EXERCISE DIRECTIONS => Your task is to print every entry below exactly as given.

┌─ DATA SHOWN

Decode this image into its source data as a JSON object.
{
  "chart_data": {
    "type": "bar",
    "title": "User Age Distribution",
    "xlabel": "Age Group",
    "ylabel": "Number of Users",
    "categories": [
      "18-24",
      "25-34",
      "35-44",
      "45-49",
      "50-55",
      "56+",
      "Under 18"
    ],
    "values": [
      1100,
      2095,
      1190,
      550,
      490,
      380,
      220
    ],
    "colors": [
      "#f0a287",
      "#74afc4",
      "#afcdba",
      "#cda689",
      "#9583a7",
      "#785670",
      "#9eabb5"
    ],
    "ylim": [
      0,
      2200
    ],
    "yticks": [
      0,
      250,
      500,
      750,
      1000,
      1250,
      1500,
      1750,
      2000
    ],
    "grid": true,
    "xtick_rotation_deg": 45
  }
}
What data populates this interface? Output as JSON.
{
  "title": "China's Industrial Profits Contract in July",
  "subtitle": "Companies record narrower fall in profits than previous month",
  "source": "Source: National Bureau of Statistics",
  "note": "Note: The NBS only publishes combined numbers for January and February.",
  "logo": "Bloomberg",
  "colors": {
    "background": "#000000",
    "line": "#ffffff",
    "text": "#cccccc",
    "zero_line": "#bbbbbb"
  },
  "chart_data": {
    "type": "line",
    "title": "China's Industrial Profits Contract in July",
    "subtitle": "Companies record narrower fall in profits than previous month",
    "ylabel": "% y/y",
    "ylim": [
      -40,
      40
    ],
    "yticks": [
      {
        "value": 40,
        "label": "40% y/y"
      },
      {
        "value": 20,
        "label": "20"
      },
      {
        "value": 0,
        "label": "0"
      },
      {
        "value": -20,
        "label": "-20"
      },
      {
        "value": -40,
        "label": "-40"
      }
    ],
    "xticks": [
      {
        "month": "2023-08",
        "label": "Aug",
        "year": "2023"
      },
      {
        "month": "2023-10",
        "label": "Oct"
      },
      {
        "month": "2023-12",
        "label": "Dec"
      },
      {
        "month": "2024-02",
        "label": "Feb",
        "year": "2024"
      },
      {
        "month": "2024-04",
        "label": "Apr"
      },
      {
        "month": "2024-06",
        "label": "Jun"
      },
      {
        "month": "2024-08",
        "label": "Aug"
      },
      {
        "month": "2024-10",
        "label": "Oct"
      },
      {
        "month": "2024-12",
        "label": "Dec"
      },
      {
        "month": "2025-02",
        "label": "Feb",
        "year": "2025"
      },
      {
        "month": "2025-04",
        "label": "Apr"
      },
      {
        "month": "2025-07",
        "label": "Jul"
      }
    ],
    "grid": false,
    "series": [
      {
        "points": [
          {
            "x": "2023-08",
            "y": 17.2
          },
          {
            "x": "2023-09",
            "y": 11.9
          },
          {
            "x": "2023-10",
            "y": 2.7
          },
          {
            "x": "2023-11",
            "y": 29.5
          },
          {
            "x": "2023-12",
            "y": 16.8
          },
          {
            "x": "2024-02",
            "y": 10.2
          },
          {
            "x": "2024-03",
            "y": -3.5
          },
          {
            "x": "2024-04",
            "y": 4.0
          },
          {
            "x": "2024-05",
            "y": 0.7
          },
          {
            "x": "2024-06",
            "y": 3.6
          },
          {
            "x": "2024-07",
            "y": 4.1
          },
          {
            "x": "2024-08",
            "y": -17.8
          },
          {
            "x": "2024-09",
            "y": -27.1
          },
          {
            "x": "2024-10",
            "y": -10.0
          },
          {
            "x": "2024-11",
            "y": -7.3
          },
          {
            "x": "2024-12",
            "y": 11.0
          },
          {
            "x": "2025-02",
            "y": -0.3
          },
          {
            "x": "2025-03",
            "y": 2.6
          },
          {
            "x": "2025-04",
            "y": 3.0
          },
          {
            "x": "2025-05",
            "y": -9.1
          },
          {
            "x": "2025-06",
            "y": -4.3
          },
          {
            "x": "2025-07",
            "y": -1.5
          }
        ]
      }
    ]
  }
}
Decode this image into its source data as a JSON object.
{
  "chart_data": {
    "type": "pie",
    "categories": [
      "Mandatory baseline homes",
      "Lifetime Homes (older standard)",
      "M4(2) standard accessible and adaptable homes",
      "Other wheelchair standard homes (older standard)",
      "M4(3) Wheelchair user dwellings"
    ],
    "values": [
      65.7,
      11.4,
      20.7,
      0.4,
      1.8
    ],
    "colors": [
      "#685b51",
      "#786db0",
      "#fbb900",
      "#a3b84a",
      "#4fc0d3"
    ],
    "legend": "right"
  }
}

└─

ANSWER =>
Decode this image into its source data as a JSON object.
{
  "chart_data": {
    "type": "bar",
    "title": "User Age Distribution",
    "xlabel": "Age Group",
    "ylabel": "Number of Users",
    "categories": [
      "18-24",
      "25-34",
      "35-44",
      "45-49",
      "50-55",
      "56+",
      "Under 18"
    ],
    "values": [
      1100,
      2095,
      1190,
      550,
      490,
      380,
      220
    ],
    "colors": [
      "#f0a287",
      "#74afc4",
      "#afcdba",
      "#cda689",
      "#9583a7",
      "#785670",
      "#9eabb5"
    ],
    "ylim": [
      0,
      2200
    ],
    "yticks": [
      0,
      250,
      500,
      750,
      1000,
      1250,
      1500,
      1750,
      2000
    ],
    "grid": true,
    "xtick_rotation_deg": 45
  }
}
What data populates this interface? Output as JSON.
{
  "title": "China's Industrial Profits Contract in July",
  "subtitle": "Companies record narrower fall in profits than previous month",
  "source": "Source: National Bureau of Statistics",
  "note": "Note: The NBS only publishes combined numbers for January and February.",
  "logo": "Bloomberg",
  "colors": {
    "background": "#000000",
    "line": "#ffffff",
    "text": "#cccccc",
    "zero_line": "#bbbbbb"
  },
  "chart_data": {
    "type": "line",
    "title": "China's Industrial Profits Contract in July",
    "subtitle": "Companies record narrower fall in profits than previous month",
    "ylabel": "% y/y",
    "ylim": [
      -40,
      40
    ],
    "yticks": [
      {
        "value": 40,
        "label": "40% y/y"
      },
      {
        "value": 20,
        "label": "20"
      },
      {
        "value": 0,
        "label": "0"
      },
      {
        "value": -20,
        "label": "-20"
      },
      {
        "value": -40,
        "label": "-40"
      }
    ],
    "xticks": [
      {
        "month": "2023-08",
        "label": "Aug",
        "year": "2023"
      },
      {
        "month": "2023-10",
        "label": "Oct"
      },
      {
        "month": "2023-12",
        "label": "Dec"
      },
      {
        "month": "2024-02",
        "label": "Feb",
        "year": "2024"
      },
      {
        "month": "2024-04",
        "label": "Apr"
      },
      {
        "month": "2024-06",
        "label": "Jun"
      },
      {
        "month": "2024-08",
        "label": "Aug"
      },
      {
        "month": "2024-10",
        "label": "Oct"
      },
      {
        "month": "2024-12",
        "label": "Dec"
      },
      {
        "month": "2025-02",
        "label": "Feb",
        "year": "2025"
      },
      {
        "month": "2025-04",
        "label": "Apr"
      },
      {
        "month": "2025-07",
        "label": "Jul"
      }
    ],
    "grid": false,
    "series": [
      {
        "points": [
          {
            "x": "2023-08",
            "y": 17.2
          },
          {
            "x": "2023-09",
            "y": 11.9
          },
          {
            "x": "2023-10",
            "y": 2.7
          },
          {
            "x": "2023-11",
            "y": 29.5
          },
          {
            "x": "2023-12",
            "y": 16.8
          },
          {
            "x": "2024-02",
            "y": 10.2
          },
          {
            "x": "2024-03",
            "y": -3.5
          },
          {
            "x": "2024-04",
            "y": 4.0
          },
          {
            "x": "2024-05",
            "y": 0.7
          },
          {
            "x": "2024-06",
            "y": 3.6
          },
          {
            "x": "2024-07",
            "y": 4.1
          },
          {
            "x": "2024-08",
            "y": -17.8
          },
          {
            "x": "2024-09",
            "y": -27.1
          },
          {
            "x": "2024-10",
            "y": -10.0
          },
          {
            "x": "2024-11",
            "y": -7.3
          },
          {
            "x": "2024-12",
            "y": 11.0
          },
          {
            "x": "2025-02",
            "y": -0.3
          },
          {
            "x": "2025-03",
            "y": 2.6
          },
          {
            "x": "2025-04",
            "y": 3.0
          },
          {
            "x": "2025-05",
            "y": -9.1
          },
          {
            "x": "2025-06",
            "y": -4.3
          },
          {
            "x": "2025-07",
            "y": -1.5
          }
        ]
      }
    ]
  }
}
Decode this image into its source data as a JSON object.
{
  "chart_data": {
    "type": "pie",
    "categories": [
      "Mandatory baseline homes",
      "Lifetime Homes (older standard)",
      "M4(2) standard accessible and adaptable homes",
      "Other wheelchair standard homes (older standard)",
      "M4(3) Wheelchair user dwellings"
    ],
    "values": [
      65.7,
      11.4,
      20.7,
      0.4,
      1.8
    ],
    "colors": [
      "#685b51",
      "#786db0",
      "#fbb900",
      "#a3b84a",
      "#4fc0d3"
    ],
    "legend": "right"
  }
}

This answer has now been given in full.